## Problem statement
Copy each line below without leaving any out.

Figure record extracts
────────────────────

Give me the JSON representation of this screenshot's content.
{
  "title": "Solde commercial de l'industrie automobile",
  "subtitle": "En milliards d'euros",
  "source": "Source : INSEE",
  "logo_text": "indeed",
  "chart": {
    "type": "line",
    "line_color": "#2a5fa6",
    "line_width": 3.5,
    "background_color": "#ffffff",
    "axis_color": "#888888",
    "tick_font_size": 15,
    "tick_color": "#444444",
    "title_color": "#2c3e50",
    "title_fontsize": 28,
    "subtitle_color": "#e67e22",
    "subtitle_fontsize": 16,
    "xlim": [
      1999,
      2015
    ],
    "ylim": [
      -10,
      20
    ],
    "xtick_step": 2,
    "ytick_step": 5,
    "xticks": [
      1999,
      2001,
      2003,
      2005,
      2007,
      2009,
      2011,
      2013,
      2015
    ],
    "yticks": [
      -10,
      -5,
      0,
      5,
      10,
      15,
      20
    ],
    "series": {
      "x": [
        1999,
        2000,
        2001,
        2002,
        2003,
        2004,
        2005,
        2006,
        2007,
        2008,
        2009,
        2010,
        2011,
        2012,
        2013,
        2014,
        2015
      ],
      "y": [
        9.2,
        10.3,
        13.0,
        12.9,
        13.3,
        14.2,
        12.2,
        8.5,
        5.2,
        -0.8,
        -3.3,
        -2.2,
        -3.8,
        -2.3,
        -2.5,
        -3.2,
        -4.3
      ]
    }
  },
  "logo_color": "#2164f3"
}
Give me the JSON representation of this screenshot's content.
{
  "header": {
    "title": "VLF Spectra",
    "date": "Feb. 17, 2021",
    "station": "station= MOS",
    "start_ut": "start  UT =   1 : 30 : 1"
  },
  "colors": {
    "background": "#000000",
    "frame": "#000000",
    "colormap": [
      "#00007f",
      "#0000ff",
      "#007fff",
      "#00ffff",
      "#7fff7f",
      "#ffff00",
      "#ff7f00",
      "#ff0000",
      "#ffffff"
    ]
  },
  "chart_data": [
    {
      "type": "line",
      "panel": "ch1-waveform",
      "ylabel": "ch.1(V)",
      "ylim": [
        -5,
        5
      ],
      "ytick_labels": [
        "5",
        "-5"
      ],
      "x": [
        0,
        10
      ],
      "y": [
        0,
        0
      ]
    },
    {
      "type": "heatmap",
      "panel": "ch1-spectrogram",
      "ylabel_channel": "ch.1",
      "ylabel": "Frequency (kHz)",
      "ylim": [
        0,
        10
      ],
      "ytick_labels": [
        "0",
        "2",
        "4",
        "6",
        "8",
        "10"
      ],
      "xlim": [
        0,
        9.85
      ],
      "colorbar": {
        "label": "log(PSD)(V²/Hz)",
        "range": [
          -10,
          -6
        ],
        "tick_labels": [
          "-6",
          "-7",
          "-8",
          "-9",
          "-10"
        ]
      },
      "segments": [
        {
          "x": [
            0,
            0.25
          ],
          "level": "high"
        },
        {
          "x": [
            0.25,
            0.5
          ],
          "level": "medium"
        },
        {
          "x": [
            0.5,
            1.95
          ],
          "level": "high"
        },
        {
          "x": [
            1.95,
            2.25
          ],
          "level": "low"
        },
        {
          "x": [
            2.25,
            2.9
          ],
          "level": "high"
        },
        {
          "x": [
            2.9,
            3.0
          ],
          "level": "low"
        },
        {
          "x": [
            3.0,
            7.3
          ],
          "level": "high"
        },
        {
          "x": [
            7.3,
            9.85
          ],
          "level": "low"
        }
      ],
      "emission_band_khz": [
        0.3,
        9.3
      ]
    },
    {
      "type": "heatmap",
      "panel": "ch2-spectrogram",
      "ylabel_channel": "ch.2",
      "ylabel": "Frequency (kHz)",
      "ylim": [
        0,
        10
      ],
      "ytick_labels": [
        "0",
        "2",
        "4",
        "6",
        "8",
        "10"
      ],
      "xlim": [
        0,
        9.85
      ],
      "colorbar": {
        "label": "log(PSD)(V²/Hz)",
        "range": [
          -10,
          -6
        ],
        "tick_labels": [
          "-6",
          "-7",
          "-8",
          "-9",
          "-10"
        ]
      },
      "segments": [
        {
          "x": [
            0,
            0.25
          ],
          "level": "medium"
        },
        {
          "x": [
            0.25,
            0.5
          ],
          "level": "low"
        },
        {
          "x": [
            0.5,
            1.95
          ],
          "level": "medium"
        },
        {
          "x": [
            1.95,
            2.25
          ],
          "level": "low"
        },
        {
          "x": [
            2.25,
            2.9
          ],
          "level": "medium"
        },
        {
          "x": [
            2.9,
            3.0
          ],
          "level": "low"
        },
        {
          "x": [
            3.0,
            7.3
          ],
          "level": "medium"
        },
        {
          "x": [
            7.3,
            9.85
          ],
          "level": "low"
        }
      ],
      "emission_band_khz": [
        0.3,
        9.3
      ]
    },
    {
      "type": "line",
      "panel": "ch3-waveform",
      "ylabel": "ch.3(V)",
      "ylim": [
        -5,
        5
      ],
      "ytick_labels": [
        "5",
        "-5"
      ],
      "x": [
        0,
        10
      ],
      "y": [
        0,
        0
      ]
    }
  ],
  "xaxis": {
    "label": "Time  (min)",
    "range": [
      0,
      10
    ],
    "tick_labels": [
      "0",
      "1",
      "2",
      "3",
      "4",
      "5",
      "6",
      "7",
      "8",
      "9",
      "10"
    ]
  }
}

────────────────────

## Completed task
Give me the JSON representation of this screenshot's content.
{
  "title": "Solde commercial de l'industrie automobile",
  "subtitle": "En milliards d'euros",
  "source": "Source : INSEE",
  "logo_text": "indeed",
  "chart": {
    "type": "line",
    "line_color": "#2a5fa6",
    "line_width": 3.5,
    "background_color": "#ffffff",
    "axis_color": "#888888",
    "tick_font_size": 15,
    "tick_color": "#444444",
    "title_color": "#2c3e50",
    "title_fontsize": 28,
    "subtitle_color": "#e67e22",
    "subtitle_fontsize": 16,
    "xlim": [
      1999,
      2015
    ],
    "ylim": [
      -10,
      20
    ],
    "xtick_step": 2,
    "ytick_step": 5,
    "xticks": [
      1999,
      2001,
      2003,
      2005,
      2007,
      2009,
      2011,
      2013,
      2015
    ],
    "yticks": [
      -10,
      -5,
      0,
      5,
      10,
      15,
      20
    ],
    "series": {
      "x": [
        1999,
        2000,
        2001,
        2002,
        2003,
        2004,
        2005,
        2006,
        2007,
        2008,
        2009,
        2010,
        2011,
        2012,
        2013,
        2014,
        2015
      ],
      "y": [
        9.2,
        10.3,
        13.0,
        12.9,
        13.3,
        14.2,
        12.2,
        8.5,
        5.2,
        -0.8,
        -3.3,
        -2.2,
        -3.8,
        -2.3,
        -2.5,
        -3.2,
        -4.3
      ]
    }
  },
  "logo_color": "#2164f3"
}
Give me the JSON representation of this screenshot's content.
{
  "header": {
    "title": "VLF Spectra",
    "date": "Feb. 17, 2021",
    "station": "station= MOS",
    "start_ut": "start  UT =   1 : 30 : 1"
  },
  "colors": {
    "background": "#000000",
    "frame": "#000000",
    "colormap": [
      "#00007f",
      "#0000ff",
      "#007fff",
      "#00ffff",
      "#7fff7f",
      "#ffff00",
      "#ff7f00",
      "#ff0000",
      "#ffffff"
    ]
  },
  "chart_data": [
    {
      "type": "line",
      "panel": "ch1-waveform",
      "ylabel": "ch.1(V)",
      "ylim": [
        -5,
        5
      ],
      "ytick_labels": [
        "5",
        "-5"
      ],
      "x": [
        0,
        10
      ],
      "y": [
        0,
        0
      ]
    },
    {
      "type": "heatmap",
      "panel": "ch1-spectrogram",
      "ylabel_channel": "ch.1",
      "ylabel": "Frequency (kHz)",
      "ylim": [
        0,
        10
      ],
      "ytick_labels": [
        "0",
        "2",
        "4",
        "6",
        "8",
        "10"
      ],
      "xlim": [
        0,
        9.85
      ],
      "colorbar": {
        "label": "log(PSD)(V²/Hz)",
        "range": [
          -10,
          -6
        ],
        "tick_labels": [
          "-6",
          "-7",
          "-8",
          "-9",
          "-10"
        ]
      },
      "segments": [
        {
          "x": [
            0,
            0.25
          ],
          "level": "high"
        },
        {
          "x": [
            0.25,
            0.5
          ],
          "level": "medium"
        },
        {
          "x": [
            0.5,
            1.95
          ],
          "level": "high"
        },
        {
          "x": [
            1.95,
            2.25
          ],
          "level": "low"
        },
        {
          "x": [
            2.25,
            2.9
          ],
          "level": "high"
        },
        {
          "x": [
            2.9,
            3.0
          ],
          "level": "low"
        },
        {
          "x": [
            3.0,
            7.3
          ],
          "level": "high"
        },
        {
          "x": [
            7.3,
            9.85
          ],
          "level": "low"
        }
      ],
      "emission_band_khz": [
        0.3,
        9.3
      ]
    },
    {
      "type": "heatmap",
      "panel": "ch2-spectrogram",
      "ylabel_channel": "ch.2",
      "ylabel": "Frequency (kHz)",
      "ylim": [
        0,
        10
      ],
      "ytick_labels": [
        "0",
        "2",
        "4",
        "6",
        "8",
        "10"
      ],
      "xlim": [
        0,
        9.85
      ],
      "colorbar": {
        "label": "log(PSD)(V²/Hz)",
        "range": [
          -10,
          -6
        ],
        "tick_labels": [
          "-6",
          "-7",
          "-8",
          "-9",
          "-10"
        ]
      },
      "segments": [
        {
          "x": [
            0,
            0.25
          ],
          "level": "medium"
        },
        {
          "x": [
            0.25,
            0.5
          ],
          "level": "low"
        },
        {
          "x": [
            0.5,
            1.95
          ],
          "level": "medium"
        },
        {
          "x": [
            1.95,
            2.25
          ],
          "level": "low"
        },
        {
          "x": [
            2.25,
            2.9
          ],
          "level": "medium"
        },
        {
          "x": [
            2.9,
            3.0
          ],
          "level": "low"
        },
        {
          "x": [
            3.0,
            7.3
          ],
          "level": "medium"
        },
        {
          "x": [
            7.3,
            9.85
          ],
          "level": "low"
        }
      ],
      "emission_band_khz": [
        0.3,
        9.3
      ]
    },
    {
      "type": "line",
      "panel": "ch3-waveform",
      "ylabel": "ch.3(V)",
      "ylim": [
        -5,
        5
      ],
      "ytick_labels": [
        "5",
        "-5"
      ],
      "x": [
        0,
        10
      ],
      "y": [
        0,
        0
      ]
    }
  ],
  "xaxis": {
    "label": "Time  (min)",
    "range": [
      0,
      10
    ],
    "tick_labels": [
      "0",
      "1",
      "2",
      "3",
      "4",
      "5",
      "6",
      "7",
      "8",
      "9",
      "10"
    ]
  }
}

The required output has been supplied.